## Start Entries shown
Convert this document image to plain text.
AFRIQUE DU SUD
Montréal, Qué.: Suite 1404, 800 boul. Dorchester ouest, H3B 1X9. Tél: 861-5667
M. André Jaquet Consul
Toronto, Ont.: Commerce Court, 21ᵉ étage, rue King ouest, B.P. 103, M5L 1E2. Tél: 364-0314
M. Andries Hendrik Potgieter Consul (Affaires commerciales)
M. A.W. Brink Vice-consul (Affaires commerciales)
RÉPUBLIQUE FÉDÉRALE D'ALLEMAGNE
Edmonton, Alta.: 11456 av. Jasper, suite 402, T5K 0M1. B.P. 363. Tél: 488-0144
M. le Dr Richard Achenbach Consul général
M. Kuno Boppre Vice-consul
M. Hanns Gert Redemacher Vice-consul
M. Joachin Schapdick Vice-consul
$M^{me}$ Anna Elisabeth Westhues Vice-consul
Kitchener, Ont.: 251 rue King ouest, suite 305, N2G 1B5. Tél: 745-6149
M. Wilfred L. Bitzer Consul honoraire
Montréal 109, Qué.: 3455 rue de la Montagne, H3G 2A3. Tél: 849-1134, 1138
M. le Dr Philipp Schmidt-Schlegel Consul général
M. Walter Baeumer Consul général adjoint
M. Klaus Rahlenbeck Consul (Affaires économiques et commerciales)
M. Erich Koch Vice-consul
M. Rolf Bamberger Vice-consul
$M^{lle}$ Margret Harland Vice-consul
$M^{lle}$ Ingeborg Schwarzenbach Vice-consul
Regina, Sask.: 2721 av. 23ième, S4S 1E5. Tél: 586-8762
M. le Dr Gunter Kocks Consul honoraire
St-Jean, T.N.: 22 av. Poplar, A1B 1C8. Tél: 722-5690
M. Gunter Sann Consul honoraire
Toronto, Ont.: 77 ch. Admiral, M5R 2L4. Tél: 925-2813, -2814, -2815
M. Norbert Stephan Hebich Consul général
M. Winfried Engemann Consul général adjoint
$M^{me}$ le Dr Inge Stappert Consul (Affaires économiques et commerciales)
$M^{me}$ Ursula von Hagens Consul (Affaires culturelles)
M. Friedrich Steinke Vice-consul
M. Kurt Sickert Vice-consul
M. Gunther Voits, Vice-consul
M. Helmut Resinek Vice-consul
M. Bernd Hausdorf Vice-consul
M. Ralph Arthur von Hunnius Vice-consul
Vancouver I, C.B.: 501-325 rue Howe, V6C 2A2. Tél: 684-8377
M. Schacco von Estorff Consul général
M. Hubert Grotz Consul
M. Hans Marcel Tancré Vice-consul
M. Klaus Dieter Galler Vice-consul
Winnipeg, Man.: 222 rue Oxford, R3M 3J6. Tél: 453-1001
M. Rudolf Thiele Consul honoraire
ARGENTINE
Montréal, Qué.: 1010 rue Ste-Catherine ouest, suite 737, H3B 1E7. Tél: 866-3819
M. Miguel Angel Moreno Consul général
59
## End Entries shown
What is required: Return all the lines that contain the string "économiques".

The response:
M. Klaus Rahlenbeck Consul (Affaires économiques et commerciales)
$M^{me}$ le Dr Inge Stappert Consul (Affaires économiques et commerciales)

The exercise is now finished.